### WORK INSTRUCTIONS
How many of the lines below contain "screenshot"? Answer with that number alone.

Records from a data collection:
▼

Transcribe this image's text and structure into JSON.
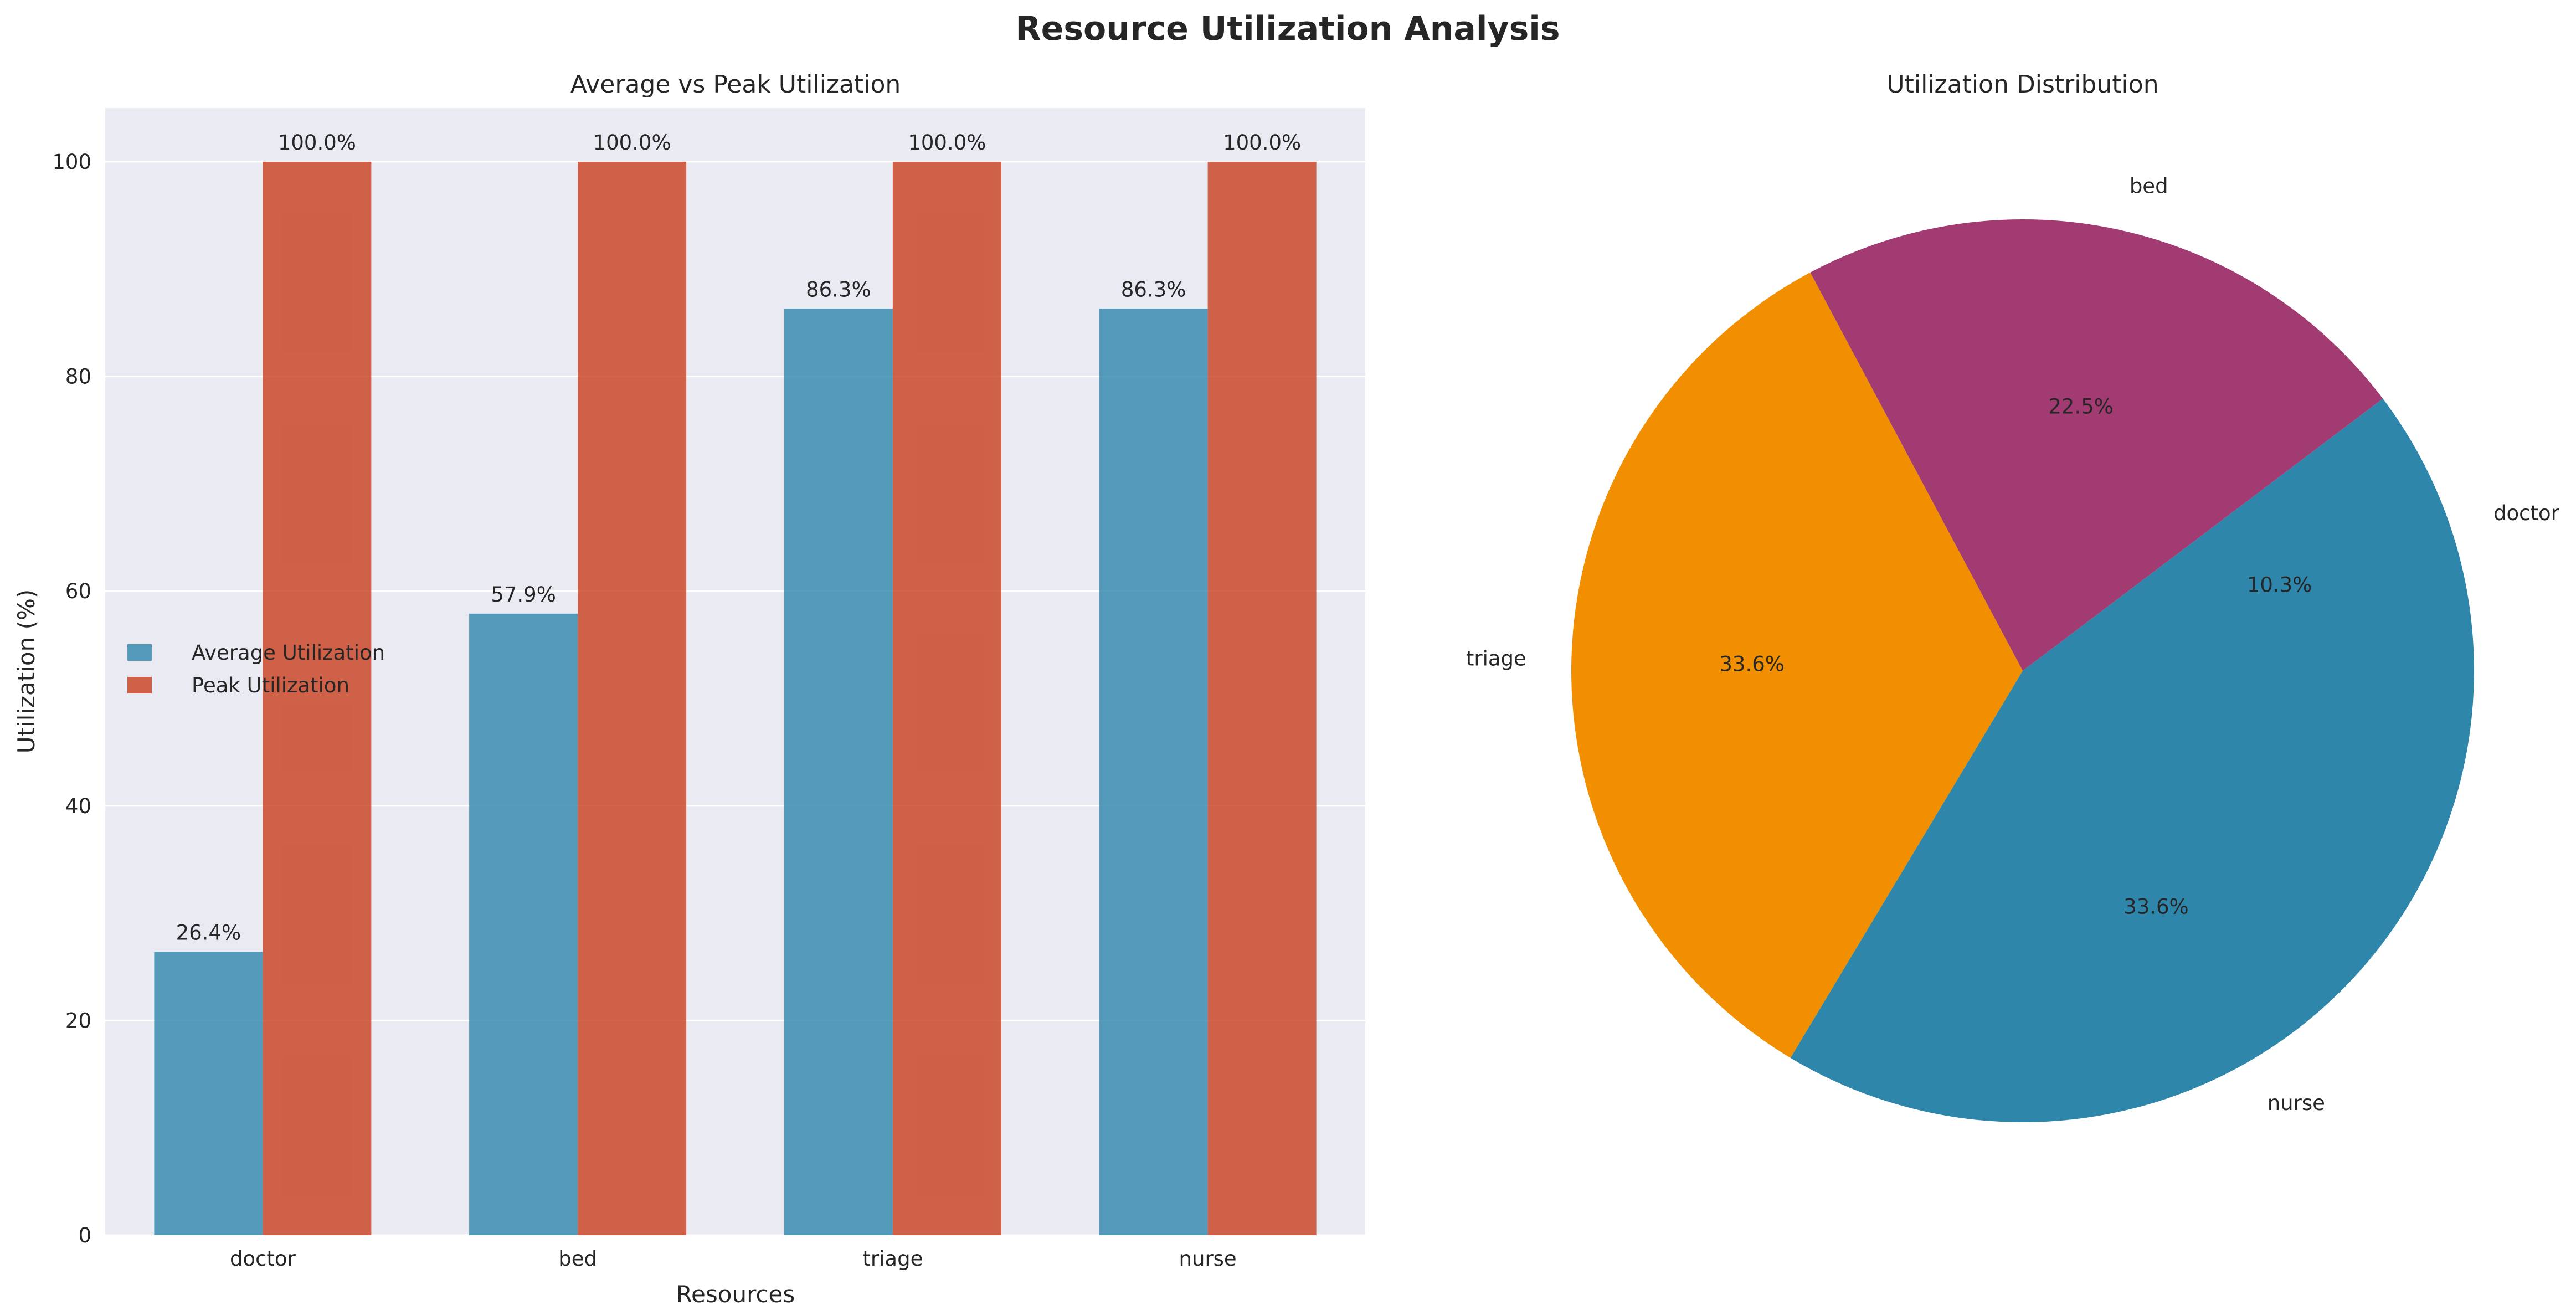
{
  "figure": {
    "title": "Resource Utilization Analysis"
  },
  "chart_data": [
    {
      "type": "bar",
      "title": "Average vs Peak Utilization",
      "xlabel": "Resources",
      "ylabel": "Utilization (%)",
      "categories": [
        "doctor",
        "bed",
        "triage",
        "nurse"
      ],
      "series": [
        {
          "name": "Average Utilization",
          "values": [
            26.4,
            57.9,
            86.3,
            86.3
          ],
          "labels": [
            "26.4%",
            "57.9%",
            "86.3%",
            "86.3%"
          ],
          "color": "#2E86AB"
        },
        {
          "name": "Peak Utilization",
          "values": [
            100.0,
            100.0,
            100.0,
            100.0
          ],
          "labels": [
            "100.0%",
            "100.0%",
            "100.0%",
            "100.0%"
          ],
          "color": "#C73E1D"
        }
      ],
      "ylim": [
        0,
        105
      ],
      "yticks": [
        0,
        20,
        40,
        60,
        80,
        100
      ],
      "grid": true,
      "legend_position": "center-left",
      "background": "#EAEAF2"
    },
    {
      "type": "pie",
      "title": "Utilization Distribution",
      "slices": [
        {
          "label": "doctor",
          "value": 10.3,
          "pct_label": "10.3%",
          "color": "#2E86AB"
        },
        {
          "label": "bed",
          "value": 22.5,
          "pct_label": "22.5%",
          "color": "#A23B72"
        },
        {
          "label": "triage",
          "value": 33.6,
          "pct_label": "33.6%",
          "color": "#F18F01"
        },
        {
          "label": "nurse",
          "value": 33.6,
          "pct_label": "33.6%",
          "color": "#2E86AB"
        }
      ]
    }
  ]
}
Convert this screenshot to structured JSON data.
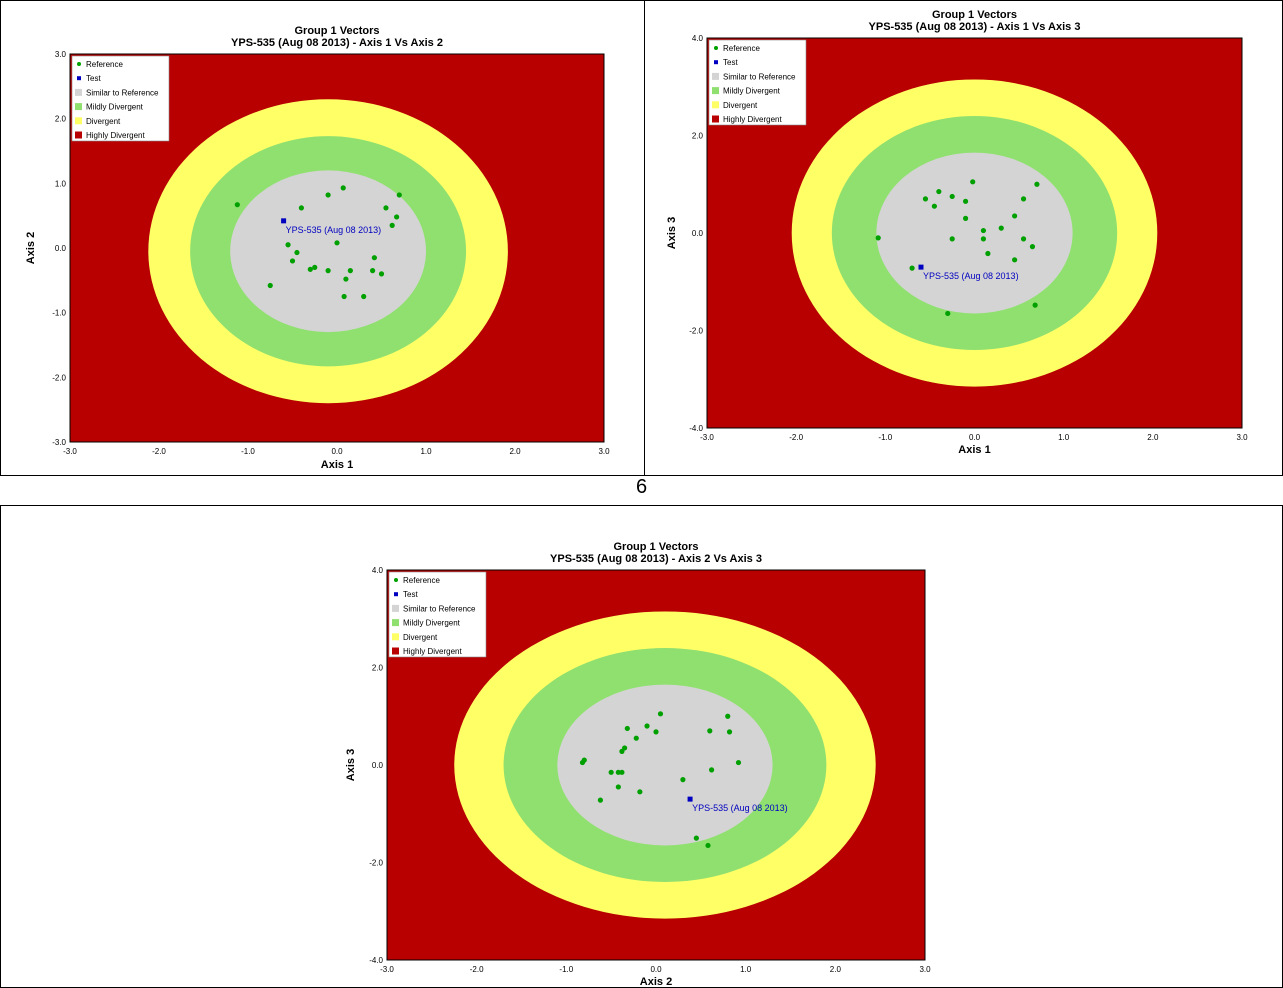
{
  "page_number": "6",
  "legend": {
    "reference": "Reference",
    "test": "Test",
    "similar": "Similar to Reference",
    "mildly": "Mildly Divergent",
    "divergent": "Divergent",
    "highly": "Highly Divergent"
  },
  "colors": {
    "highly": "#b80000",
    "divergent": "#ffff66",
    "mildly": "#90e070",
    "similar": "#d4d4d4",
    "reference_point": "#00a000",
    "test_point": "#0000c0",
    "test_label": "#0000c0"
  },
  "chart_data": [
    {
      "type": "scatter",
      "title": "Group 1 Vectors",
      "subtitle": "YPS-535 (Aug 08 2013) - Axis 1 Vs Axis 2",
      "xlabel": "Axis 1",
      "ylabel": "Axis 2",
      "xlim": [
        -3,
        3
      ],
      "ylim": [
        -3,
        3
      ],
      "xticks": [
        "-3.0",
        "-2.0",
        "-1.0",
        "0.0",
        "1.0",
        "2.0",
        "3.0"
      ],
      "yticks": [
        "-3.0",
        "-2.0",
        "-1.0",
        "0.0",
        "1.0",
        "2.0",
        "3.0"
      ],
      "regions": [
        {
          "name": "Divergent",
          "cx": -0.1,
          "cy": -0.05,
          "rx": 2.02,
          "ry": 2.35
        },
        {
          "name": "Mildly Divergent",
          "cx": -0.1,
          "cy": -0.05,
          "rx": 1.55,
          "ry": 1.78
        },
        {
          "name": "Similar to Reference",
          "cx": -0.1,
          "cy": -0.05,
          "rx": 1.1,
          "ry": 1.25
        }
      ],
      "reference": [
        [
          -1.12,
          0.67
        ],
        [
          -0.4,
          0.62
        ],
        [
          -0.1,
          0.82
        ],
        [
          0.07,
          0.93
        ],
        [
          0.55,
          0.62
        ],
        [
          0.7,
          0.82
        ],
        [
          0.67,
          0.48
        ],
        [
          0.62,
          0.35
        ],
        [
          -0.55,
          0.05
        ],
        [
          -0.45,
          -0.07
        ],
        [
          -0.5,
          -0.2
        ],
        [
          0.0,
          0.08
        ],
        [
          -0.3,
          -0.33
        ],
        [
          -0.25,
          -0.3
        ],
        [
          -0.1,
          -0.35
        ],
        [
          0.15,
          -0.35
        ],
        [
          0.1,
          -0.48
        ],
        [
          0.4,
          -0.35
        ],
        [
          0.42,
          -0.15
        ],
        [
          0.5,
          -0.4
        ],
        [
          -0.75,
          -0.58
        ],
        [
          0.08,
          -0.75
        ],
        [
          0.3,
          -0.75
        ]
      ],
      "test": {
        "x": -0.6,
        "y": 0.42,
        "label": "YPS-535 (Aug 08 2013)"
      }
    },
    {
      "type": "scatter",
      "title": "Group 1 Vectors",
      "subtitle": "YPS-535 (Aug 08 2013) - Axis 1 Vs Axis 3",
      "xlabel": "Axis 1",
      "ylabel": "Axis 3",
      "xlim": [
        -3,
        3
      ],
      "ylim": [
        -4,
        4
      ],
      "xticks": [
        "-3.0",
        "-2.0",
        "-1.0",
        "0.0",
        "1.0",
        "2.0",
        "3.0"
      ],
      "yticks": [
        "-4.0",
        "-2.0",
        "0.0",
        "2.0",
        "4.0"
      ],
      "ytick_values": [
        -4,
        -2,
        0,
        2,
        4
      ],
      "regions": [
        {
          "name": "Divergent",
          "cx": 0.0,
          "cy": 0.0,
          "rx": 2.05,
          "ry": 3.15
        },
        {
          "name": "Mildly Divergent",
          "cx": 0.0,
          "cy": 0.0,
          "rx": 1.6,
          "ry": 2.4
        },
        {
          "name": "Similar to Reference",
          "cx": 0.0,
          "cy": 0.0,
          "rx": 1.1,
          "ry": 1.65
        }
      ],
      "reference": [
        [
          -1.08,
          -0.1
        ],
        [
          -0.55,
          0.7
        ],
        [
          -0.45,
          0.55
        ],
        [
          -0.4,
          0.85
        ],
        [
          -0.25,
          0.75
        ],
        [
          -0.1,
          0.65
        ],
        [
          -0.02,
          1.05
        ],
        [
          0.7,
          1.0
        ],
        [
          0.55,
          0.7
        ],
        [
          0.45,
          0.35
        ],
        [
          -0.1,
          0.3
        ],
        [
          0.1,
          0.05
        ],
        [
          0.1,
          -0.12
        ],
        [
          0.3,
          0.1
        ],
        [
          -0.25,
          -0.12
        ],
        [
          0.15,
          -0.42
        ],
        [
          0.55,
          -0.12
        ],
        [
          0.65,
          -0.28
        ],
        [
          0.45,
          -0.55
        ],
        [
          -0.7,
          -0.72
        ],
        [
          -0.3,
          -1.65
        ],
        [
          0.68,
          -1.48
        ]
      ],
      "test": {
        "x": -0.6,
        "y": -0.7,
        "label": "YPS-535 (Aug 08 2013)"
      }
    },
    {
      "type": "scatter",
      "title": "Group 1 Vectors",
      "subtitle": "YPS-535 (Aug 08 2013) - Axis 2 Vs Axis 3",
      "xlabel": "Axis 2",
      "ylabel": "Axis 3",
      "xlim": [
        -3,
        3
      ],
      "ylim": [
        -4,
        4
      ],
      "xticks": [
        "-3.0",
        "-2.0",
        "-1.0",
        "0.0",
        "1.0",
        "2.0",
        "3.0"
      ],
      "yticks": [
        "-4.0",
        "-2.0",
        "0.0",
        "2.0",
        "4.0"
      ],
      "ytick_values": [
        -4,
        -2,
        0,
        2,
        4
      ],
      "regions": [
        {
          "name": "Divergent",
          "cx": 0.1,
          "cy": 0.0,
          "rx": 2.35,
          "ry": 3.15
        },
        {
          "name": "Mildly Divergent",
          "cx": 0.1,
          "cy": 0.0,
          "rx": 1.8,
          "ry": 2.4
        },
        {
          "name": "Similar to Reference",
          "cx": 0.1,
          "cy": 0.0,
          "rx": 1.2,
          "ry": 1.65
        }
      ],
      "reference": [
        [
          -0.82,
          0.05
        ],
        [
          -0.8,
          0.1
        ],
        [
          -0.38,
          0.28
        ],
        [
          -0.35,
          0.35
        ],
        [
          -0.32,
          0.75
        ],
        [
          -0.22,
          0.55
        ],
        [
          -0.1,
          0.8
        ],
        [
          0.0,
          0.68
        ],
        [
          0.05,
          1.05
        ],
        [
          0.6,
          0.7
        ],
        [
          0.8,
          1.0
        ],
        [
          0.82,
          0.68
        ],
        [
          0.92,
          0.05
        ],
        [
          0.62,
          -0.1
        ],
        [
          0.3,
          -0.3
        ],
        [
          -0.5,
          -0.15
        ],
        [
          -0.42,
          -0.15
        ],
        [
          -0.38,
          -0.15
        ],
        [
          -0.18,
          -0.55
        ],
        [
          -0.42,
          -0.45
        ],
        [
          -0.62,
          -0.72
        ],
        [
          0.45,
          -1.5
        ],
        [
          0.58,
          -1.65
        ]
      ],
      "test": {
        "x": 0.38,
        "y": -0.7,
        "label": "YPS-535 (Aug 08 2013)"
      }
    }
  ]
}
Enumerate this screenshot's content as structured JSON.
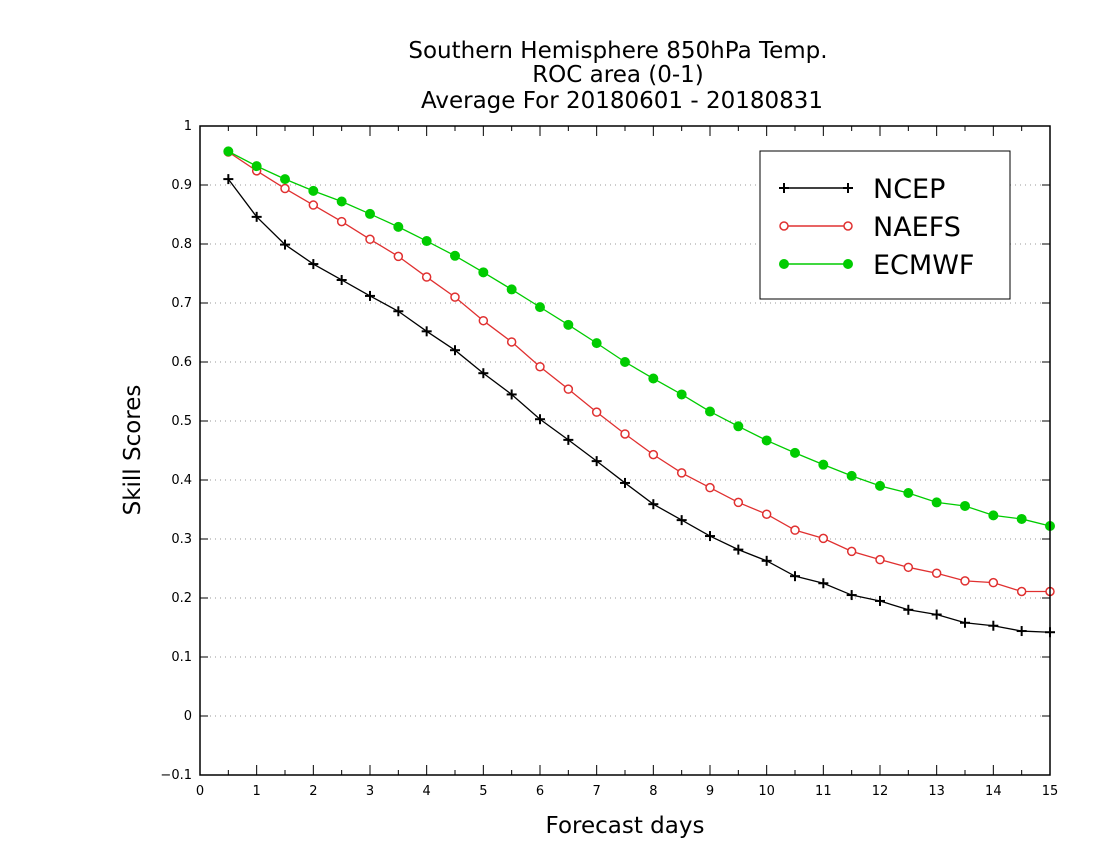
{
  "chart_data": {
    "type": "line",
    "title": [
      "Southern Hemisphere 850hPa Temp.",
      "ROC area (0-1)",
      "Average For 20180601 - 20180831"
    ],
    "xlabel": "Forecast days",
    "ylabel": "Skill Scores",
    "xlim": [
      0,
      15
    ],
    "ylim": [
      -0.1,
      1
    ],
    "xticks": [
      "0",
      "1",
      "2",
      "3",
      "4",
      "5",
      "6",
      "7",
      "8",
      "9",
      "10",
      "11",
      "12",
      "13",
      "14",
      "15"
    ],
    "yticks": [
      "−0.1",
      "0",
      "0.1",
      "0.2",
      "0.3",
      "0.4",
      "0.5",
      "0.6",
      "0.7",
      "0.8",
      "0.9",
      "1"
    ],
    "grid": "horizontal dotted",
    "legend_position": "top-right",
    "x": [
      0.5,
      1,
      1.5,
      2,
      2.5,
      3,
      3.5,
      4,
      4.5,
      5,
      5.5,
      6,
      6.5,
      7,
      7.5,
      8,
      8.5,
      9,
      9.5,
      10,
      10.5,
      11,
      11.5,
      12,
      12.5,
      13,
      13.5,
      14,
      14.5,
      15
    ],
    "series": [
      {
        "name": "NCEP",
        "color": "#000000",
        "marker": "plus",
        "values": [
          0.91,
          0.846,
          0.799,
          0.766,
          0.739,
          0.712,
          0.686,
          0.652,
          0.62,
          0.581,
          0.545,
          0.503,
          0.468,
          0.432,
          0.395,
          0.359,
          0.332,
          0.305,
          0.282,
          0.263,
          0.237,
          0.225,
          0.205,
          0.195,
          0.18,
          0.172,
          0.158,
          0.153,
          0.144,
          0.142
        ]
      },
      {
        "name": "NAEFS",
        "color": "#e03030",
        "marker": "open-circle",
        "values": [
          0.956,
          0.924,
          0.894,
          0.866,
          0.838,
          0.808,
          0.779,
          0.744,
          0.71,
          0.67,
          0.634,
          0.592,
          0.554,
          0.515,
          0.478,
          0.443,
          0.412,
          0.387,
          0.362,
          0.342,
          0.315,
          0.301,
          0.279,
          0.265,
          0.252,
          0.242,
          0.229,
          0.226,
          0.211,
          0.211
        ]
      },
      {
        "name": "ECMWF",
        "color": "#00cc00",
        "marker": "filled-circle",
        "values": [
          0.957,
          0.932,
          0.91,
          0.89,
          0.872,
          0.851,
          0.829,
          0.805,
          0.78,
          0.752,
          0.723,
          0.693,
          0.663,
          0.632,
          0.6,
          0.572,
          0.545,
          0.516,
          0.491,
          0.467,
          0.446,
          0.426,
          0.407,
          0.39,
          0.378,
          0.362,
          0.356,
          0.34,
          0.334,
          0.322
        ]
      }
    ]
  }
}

▲

### WRITTEN SOLUTION
2